Collection entries

──────

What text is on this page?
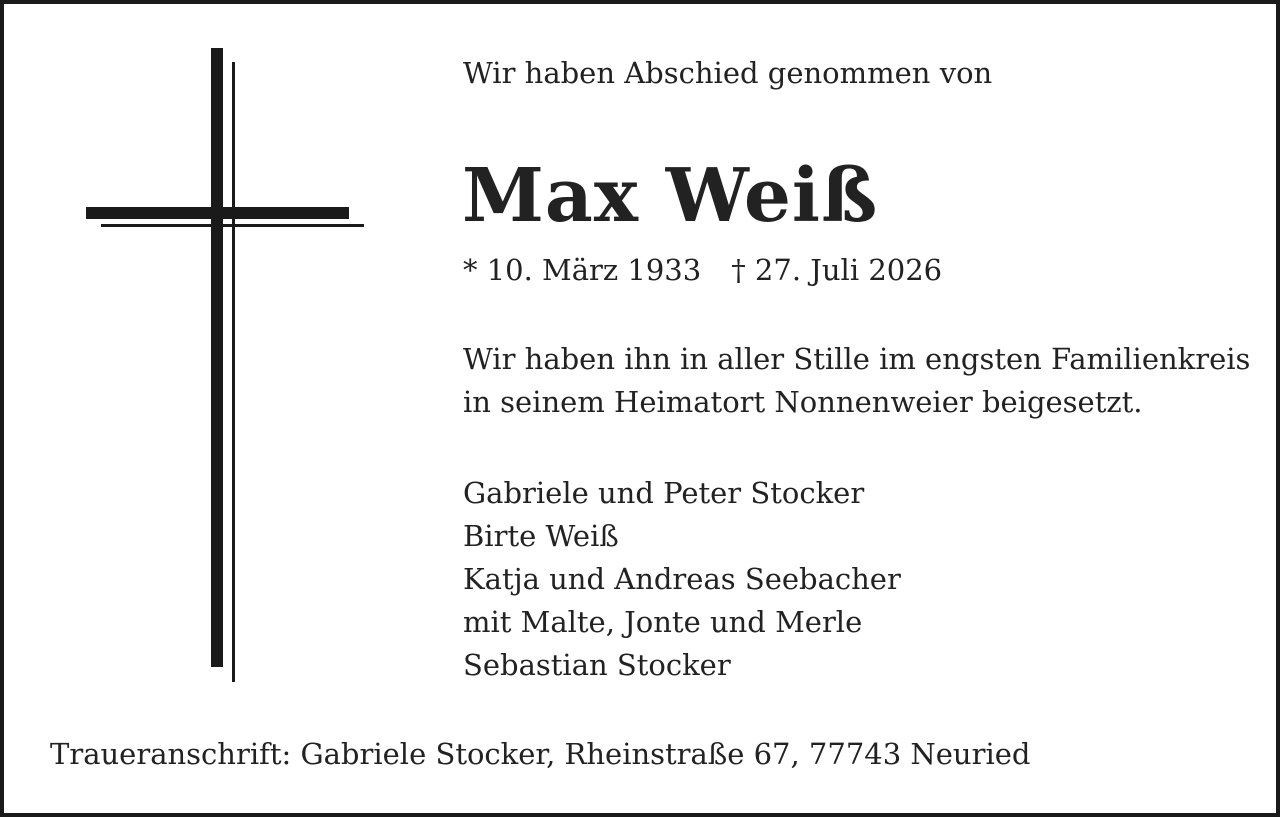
Wir haben Abschied genommen von

Max Weiß

* 10. März 1933 † 27. Juli 2026

Wir haben ihn in aller Stille im engsten Familienkreis
in seinem Heimatort Nonnenweier beigesetzt.
Gabriele und Peter Stocker
Birte Weiß
Katja und Andreas Seebacher
mit Malte, Jonte und Merle
Sebastian Stocker

Traueranschrift: Gabriele Stocker, Rheinstraße 67, 77743 Neuried
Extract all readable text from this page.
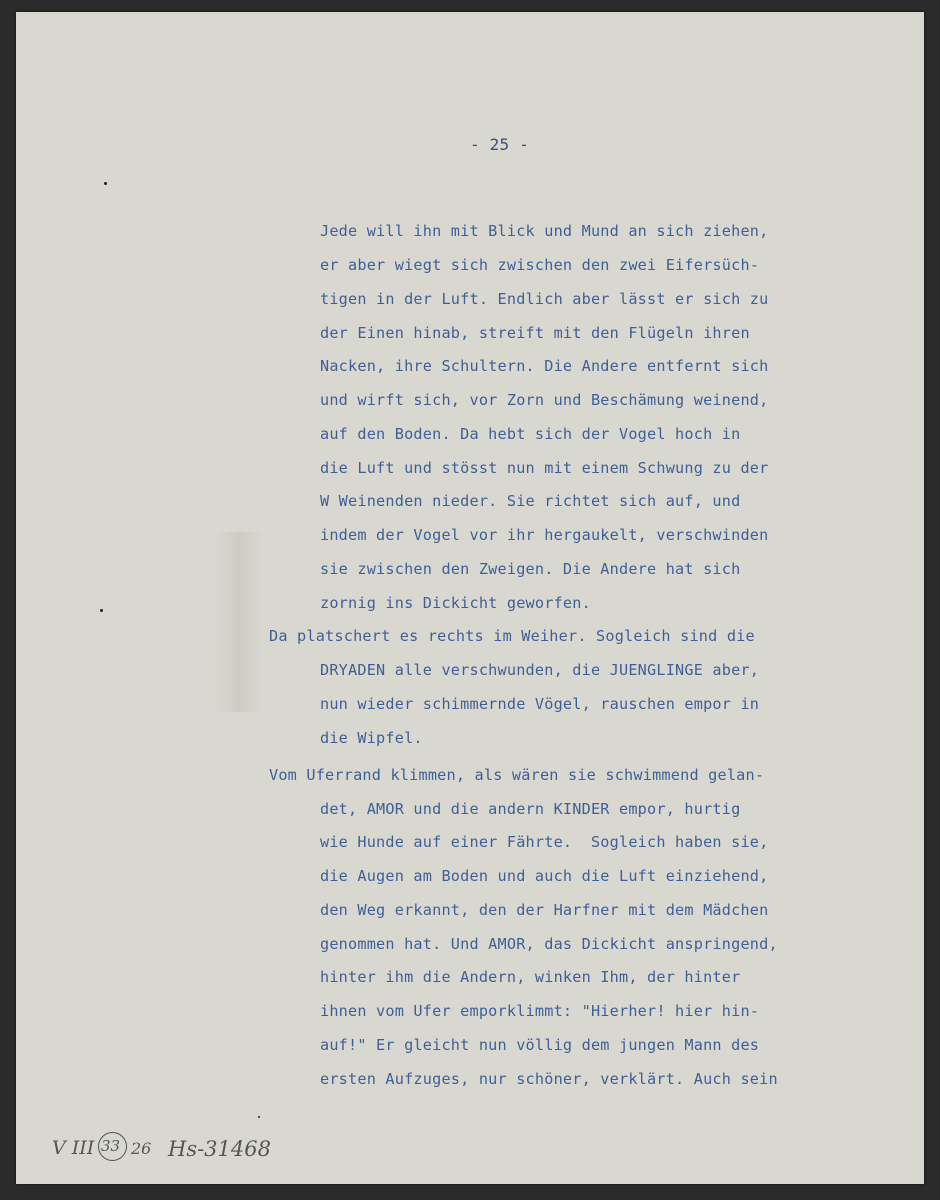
- 25 -
Jede will ihn mit Blick und Mund an sich ziehen,
er aber wiegt sich zwischen den zwei Eifersüch-
tigen in der Luft. Endlich aber lässt er sich zu
der Einen hinab, streift mit den Flügeln ihren
Nacken, ihre Schultern. Die Andere entfernt sich
und wirft sich, vor Zorn und Beschämung weinend,
auf den Boden. Da hebt sich der Vogel hoch in
die Luft und stösst nun mit einem Schwung zu der
W Weinenden nieder. Sie richtet sich auf, und
indem der Vogel vor ihr hergaukelt, verschwinden
sie zwischen den Zweigen. Die Andere hat sich
zornig ins Dickicht geworfen.
Da platschert es rechts im Weiher. Sogleich sind die
DRYADEN alle verschwunden, die JUENGLINGE aber,
nun wieder schimmernde Vögel, rauschen empor in
die Wipfel.
Vom Uferrand klimmen, als wären sie schwimmend gelan-
det, AMOR und die andern KINDER empor, hurtig
wie Hunde auf einer Fährte.  Sogleich haben sie,
die Augen am Boden und auch die Luft einziehend,
den Weg erkannt, den der Harfner mit dem Mädchen
genommen hat. Und AMOR, das Dickicht anspringend,
hinter ihm die Andern, winken Ihm, der hinter
ihnen vom Ufer emporklimmt: "Hierher! hier hin-
auf!" Er gleicht nun völlig dem jungen Mann des
ersten Aufzuges, nur schöner, verklärt. Auch sein
V III 33 26 Hs-31468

──────

◆ REQUIREMENT:
Each line in the data that holds the string "AMOR" must be returned.

◆ ANSWER SECTION:
det, AMOR und die andern KINDER empor, hurtig
genommen hat. Und AMOR, das Dickicht anspringend,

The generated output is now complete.